The data below is to be returned in full and exactly.
···
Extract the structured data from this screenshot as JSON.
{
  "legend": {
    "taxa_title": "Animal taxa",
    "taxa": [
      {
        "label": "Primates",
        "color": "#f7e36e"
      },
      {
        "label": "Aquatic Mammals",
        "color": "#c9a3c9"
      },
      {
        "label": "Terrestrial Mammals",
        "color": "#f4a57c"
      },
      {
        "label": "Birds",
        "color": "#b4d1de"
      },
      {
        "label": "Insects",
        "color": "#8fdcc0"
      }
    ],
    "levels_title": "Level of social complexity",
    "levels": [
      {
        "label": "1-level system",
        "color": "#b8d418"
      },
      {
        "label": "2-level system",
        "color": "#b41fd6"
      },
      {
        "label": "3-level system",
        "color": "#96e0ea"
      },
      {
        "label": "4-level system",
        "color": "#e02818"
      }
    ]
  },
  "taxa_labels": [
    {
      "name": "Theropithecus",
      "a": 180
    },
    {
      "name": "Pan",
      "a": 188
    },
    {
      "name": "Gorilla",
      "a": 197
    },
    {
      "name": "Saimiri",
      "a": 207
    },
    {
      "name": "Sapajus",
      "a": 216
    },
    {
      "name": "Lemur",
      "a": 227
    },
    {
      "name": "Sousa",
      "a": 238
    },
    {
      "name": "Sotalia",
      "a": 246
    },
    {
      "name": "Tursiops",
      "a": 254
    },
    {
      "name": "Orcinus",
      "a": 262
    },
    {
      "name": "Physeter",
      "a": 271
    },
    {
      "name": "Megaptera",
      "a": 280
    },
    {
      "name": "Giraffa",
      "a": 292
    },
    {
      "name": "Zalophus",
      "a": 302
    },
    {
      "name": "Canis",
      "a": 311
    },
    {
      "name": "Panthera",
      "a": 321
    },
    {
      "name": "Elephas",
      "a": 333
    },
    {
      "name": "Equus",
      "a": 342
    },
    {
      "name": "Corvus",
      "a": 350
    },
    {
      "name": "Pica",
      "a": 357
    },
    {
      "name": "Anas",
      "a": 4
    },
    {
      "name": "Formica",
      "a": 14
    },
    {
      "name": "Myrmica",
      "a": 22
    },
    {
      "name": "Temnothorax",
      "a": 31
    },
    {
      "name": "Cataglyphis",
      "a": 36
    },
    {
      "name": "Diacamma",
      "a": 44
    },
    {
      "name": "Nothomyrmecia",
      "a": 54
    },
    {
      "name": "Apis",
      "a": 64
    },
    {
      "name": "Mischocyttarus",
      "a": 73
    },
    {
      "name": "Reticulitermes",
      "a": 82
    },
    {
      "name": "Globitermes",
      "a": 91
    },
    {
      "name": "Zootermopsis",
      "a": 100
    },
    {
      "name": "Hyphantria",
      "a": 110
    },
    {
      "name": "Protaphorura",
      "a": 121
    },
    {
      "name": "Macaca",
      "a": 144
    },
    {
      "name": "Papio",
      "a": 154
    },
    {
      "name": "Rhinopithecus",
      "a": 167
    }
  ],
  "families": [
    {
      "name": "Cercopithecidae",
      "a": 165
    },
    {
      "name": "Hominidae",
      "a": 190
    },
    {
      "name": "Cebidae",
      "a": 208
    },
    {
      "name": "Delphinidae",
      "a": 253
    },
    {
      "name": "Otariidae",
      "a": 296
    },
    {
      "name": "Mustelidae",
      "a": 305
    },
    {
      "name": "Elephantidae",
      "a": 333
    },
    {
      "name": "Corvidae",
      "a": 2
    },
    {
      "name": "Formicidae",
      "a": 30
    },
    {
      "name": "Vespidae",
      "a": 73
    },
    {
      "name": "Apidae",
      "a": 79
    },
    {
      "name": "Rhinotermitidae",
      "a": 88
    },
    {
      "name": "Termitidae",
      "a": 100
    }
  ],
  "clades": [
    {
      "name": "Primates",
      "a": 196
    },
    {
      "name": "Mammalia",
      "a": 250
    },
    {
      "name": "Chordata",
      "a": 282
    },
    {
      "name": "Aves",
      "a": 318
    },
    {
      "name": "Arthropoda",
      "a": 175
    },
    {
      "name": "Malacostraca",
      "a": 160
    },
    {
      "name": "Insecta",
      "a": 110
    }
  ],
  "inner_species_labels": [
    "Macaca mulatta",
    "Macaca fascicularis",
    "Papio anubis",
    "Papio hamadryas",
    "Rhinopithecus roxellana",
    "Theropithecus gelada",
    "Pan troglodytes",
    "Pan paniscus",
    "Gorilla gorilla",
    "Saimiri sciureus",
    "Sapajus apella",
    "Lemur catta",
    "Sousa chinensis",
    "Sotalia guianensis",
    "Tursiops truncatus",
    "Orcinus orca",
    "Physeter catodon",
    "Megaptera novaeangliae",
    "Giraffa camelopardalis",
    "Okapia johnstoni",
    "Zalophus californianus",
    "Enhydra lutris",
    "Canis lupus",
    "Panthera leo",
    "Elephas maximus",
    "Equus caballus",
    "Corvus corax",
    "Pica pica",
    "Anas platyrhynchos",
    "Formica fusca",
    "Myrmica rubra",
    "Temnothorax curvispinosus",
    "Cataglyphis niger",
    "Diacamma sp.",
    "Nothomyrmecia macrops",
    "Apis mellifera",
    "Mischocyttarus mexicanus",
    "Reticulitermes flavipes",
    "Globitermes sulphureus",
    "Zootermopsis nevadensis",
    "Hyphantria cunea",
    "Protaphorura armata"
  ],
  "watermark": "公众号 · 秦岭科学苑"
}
···
#### Expected output
Extract the structured data from this screenshot as JSON.
{
  "legend": {
    "taxa_title": "Animal taxa",
    "taxa": [
      {
        "label": "Primates",
        "color": "#f7e36e"
      },
      {
        "label": "Aquatic Mammals",
        "color": "#c9a3c9"
      },
      {
        "label": "Terrestrial Mammals",
        "color": "#f4a57c"
      },
      {
        "label": "Birds",
        "color": "#b4d1de"
      },
      {
        "label": "Insects",
        "color": "#8fdcc0"
      }
    ],
    "levels_title": "Level of social complexity",
    "levels": [
      {
        "label": "1-level system",
        "color": "#b8d418"
      },
      {
        "label": "2-level system",
        "color": "#b41fd6"
      },
      {
        "label": "3-level system",
        "color": "#96e0ea"
      },
      {
        "label": "4-level system",
        "color": "#e02818"
      }
    ]
  },
  "taxa_labels": [
    {
      "name": "Theropithecus",
      "a": 180
    },
    {
      "name": "Pan",
      "a": 188
    },
    {
      "name": "Gorilla",
      "a": 197
    },
    {
      "name": "Saimiri",
      "a": 207
    },
    {
      "name": "Sapajus",
      "a": 216
    },
    {
      "name": "Lemur",
      "a": 227
    },
    {
      "name": "Sousa",
      "a": 238
    },
    {
      "name": "Sotalia",
      "a": 246
    },
    {
      "name": "Tursiops",
      "a": 254
    },
    {
      "name": "Orcinus",
      "a": 262
    },
    {
      "name": "Physeter",
      "a": 271
    },
    {
      "name": "Megaptera",
      "a": 280
    },
    {
      "name": "Giraffa",
      "a": 292
    },
    {
      "name": "Zalophus",
      "a": 302
    },
    {
      "name": "Canis",
      "a": 311
    },
    {
      "name": "Panthera",
      "a": 321
    },
    {
      "name": "Elephas",
      "a": 333
    },
    {
      "name": "Equus",
      "a": 342
    },
    {
      "name": "Corvus",
      "a": 350
    },
    {
      "name": "Pica",
      "a": 357
    },
    {
      "name": "Anas",
      "a": 4
    },
    {
      "name": "Formica",
      "a": 14
    },
    {
      "name": "Myrmica",
      "a": 22
    },
    {
      "name": "Temnothorax",
      "a": 31
    },
    {
      "name": "Cataglyphis",
      "a": 36
    },
    {
      "name": "Diacamma",
      "a": 44
    },
    {
      "name": "Nothomyrmecia",
      "a": 54
    },
    {
      "name": "Apis",
      "a": 64
    },
    {
      "name": "Mischocyttarus",
      "a": 73
    },
    {
      "name": "Reticulitermes",
      "a": 82
    },
    {
      "name": "Globitermes",
      "a": 91
    },
    {
      "name": "Zootermopsis",
      "a": 100
    },
    {
      "name": "Hyphantria",
      "a": 110
    },
    {
      "name": "Protaphorura",
      "a": 121
    },
    {
      "name": "Macaca",
      "a": 144
    },
    {
      "name": "Papio",
      "a": 154
    },
    {
      "name": "Rhinopithecus",
      "a": 167
    }
  ],
  "families": [
    {
      "name": "Cercopithecidae",
      "a": 165
    },
    {
      "name": "Hominidae",
      "a": 190
    },
    {
      "name": "Cebidae",
      "a": 208
    },
    {
      "name": "Delphinidae",
      "a": 253
    },
    {
      "name": "Otariidae",
      "a": 296
    },
    {
      "name": "Mustelidae",
      "a": 305
    },
    {
      "name": "Elephantidae",
      "a": 333
    },
    {
      "name": "Corvidae",
      "a": 2
    },
    {
      "name": "Formicidae",
      "a": 30
    },
    {
      "name": "Vespidae",
      "a": 73
    },
    {
      "name": "Apidae",
      "a": 79
    },
    {
      "name": "Rhinotermitidae",
      "a": 88
    },
    {
      "name": "Termitidae",
      "a": 100
    }
  ],
  "clades": [
    {
      "name": "Primates",
      "a": 196
    },
    {
      "name": "Mammalia",
      "a": 250
    },
    {
      "name": "Chordata",
      "a": 282
    },
    {
      "name": "Aves",
      "a": 318
    },
    {
      "name": "Arthropoda",
      "a": 175
    },
    {
      "name": "Malacostraca",
      "a": 160
    },
    {
      "name": "Insecta",
      "a": 110
    }
  ],
  "inner_species_labels": [
    "Macaca mulatta",
    "Macaca fascicularis",
    "Papio anubis",
    "Papio hamadryas",
    "Rhinopithecus roxellana",
    "Theropithecus gelada",
    "Pan troglodytes",
    "Pan paniscus",
    "Gorilla gorilla",
    "Saimiri sciureus",
    "Sapajus apella",
    "Lemur catta",
    "Sousa chinensis",
    "Sotalia guianensis",
    "Tursiops truncatus",
    "Orcinus orca",
    "Physeter catodon",
    "Megaptera novaeangliae",
    "Giraffa camelopardalis",
    "Okapia johnstoni",
    "Zalophus californianus",
    "Enhydra lutris",
    "Canis lupus",
    "Panthera leo",
    "Elephas maximus",
    "Equus caballus",
    "Corvus corax",
    "Pica pica",
    "Anas platyrhynchos",
    "Formica fusca",
    "Myrmica rubra",
    "Temnothorax curvispinosus",
    "Cataglyphis niger",
    "Diacamma sp.",
    "Nothomyrmecia macrops",
    "Apis mellifera",
    "Mischocyttarus mexicanus",
    "Reticulitermes flavipes",
    "Globitermes sulphureus",
    "Zootermopsis nevadensis",
    "Hyphantria cunea",
    "Protaphorura armata"
  ],
  "watermark": "公众号 · 秦岭科学苑"
}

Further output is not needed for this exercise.